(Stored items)
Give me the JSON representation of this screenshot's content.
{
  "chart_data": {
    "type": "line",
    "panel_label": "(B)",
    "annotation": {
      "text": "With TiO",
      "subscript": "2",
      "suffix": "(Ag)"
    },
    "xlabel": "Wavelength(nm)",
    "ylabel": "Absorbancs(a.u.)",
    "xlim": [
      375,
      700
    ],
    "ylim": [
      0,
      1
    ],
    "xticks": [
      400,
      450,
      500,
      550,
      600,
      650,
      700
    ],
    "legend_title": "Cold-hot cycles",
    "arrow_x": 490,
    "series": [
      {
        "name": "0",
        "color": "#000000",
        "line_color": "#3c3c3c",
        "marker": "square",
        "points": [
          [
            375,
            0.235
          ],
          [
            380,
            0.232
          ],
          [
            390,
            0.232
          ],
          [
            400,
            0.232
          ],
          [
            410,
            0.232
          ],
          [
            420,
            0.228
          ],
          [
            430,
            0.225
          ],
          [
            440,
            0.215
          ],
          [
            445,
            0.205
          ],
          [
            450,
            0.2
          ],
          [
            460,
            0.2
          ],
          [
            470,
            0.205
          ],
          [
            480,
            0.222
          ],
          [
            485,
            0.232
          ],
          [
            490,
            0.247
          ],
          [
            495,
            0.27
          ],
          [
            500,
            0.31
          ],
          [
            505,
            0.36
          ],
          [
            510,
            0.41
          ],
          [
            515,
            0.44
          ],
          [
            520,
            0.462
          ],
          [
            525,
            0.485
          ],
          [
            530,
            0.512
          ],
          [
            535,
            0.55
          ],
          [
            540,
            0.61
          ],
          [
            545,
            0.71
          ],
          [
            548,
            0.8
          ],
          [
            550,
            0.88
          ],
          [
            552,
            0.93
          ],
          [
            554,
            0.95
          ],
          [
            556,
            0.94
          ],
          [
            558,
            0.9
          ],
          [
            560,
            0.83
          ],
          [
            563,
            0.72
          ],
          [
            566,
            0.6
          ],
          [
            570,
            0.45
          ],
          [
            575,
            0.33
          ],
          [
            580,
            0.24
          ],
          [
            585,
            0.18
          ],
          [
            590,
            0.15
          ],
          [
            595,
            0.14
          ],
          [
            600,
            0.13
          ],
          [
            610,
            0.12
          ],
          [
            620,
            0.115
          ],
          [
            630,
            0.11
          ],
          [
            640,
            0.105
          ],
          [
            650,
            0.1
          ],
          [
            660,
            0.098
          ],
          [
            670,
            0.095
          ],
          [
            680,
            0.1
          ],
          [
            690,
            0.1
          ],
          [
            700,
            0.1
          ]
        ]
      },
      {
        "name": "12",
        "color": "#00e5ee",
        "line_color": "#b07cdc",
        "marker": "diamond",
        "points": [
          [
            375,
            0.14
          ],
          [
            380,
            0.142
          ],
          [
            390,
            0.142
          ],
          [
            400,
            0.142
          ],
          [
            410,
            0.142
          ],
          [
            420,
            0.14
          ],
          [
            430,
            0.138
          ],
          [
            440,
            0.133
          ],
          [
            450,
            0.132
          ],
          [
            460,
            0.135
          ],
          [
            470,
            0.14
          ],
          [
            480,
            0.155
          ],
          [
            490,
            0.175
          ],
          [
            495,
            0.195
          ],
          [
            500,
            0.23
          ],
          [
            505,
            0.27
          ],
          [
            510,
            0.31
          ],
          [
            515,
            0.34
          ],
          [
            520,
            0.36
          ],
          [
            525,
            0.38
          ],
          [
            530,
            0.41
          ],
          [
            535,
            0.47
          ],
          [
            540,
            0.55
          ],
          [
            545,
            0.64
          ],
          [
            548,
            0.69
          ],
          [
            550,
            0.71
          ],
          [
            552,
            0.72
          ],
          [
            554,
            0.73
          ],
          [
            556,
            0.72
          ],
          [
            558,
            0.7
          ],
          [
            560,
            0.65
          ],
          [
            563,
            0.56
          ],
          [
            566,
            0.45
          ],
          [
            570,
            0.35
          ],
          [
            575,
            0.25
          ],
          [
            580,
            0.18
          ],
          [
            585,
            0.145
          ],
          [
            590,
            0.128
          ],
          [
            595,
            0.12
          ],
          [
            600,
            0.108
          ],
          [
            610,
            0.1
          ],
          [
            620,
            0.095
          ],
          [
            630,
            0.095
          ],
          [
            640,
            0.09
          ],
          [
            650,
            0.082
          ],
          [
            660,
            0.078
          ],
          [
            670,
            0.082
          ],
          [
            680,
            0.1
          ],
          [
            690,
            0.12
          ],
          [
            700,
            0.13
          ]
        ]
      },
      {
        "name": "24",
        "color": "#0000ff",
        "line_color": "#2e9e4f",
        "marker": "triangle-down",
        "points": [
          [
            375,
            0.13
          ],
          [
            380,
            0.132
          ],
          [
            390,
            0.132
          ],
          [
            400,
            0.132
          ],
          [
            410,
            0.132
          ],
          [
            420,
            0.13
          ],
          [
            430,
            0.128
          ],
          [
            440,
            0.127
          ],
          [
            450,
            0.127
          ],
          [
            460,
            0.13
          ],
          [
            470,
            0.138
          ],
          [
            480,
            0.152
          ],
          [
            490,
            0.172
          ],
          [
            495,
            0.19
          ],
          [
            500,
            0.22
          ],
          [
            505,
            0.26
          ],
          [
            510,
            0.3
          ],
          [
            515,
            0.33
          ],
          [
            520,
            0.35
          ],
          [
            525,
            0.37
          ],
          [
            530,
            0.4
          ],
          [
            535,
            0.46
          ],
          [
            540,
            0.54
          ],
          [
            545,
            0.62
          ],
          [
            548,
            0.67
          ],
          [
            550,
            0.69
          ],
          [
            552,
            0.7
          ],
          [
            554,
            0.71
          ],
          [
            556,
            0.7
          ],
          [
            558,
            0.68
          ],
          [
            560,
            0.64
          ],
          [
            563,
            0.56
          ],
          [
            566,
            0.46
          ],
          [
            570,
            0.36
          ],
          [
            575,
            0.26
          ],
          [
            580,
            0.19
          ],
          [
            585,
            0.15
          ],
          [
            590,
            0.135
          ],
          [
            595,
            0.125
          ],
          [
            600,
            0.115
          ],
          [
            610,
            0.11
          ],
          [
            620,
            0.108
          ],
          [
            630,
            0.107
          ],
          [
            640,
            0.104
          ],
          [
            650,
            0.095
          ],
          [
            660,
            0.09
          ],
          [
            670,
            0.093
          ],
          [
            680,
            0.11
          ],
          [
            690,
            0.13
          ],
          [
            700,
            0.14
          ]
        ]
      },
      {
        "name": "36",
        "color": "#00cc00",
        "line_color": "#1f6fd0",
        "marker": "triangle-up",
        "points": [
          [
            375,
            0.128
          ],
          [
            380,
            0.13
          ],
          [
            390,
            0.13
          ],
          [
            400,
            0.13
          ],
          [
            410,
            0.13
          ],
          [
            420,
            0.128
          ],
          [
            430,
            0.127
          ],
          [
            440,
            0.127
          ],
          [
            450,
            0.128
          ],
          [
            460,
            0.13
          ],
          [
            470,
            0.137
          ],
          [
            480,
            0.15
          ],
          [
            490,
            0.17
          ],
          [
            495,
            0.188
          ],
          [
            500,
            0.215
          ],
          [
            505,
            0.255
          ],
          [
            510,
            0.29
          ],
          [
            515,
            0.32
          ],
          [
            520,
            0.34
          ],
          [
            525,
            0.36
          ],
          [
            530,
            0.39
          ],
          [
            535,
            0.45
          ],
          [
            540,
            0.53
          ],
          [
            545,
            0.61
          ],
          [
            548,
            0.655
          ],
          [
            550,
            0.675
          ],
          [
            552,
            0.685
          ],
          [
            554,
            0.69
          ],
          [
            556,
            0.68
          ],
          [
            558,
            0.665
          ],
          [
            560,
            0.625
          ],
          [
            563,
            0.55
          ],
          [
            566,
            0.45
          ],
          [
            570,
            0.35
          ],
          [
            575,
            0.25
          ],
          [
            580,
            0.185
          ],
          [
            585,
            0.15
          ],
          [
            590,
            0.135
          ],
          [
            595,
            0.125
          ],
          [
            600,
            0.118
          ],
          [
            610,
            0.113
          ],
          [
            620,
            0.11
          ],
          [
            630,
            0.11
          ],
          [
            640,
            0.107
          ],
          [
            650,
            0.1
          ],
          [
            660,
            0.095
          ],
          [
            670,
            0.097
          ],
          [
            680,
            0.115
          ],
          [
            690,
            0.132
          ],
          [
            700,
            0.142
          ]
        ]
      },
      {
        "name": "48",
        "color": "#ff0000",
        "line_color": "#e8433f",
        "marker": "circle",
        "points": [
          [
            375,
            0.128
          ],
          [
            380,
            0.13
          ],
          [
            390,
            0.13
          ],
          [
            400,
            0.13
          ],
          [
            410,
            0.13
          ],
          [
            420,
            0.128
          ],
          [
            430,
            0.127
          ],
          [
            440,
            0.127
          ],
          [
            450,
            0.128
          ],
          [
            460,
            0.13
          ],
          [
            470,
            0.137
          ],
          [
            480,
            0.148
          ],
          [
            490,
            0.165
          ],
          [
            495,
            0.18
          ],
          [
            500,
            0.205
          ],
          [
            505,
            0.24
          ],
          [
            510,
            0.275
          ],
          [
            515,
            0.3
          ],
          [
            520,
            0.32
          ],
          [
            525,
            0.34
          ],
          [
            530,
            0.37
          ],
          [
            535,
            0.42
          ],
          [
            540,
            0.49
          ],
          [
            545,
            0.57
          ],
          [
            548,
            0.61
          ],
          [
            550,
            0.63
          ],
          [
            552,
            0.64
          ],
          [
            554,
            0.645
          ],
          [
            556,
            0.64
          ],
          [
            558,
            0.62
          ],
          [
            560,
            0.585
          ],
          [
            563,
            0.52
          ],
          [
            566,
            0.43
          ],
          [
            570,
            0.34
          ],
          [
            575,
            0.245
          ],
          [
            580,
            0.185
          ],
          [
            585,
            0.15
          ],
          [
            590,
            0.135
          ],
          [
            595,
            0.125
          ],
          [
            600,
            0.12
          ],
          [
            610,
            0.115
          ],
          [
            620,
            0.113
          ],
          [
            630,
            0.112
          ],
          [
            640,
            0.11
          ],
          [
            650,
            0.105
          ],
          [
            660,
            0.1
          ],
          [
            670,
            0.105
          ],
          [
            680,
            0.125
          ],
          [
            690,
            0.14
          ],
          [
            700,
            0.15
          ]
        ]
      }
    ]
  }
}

### What needs to be done
Locate each line with the word "triangle" and copy it.

### Answer to this exercise
        "marker": "triangle-down",
        "marker": "triangle-up",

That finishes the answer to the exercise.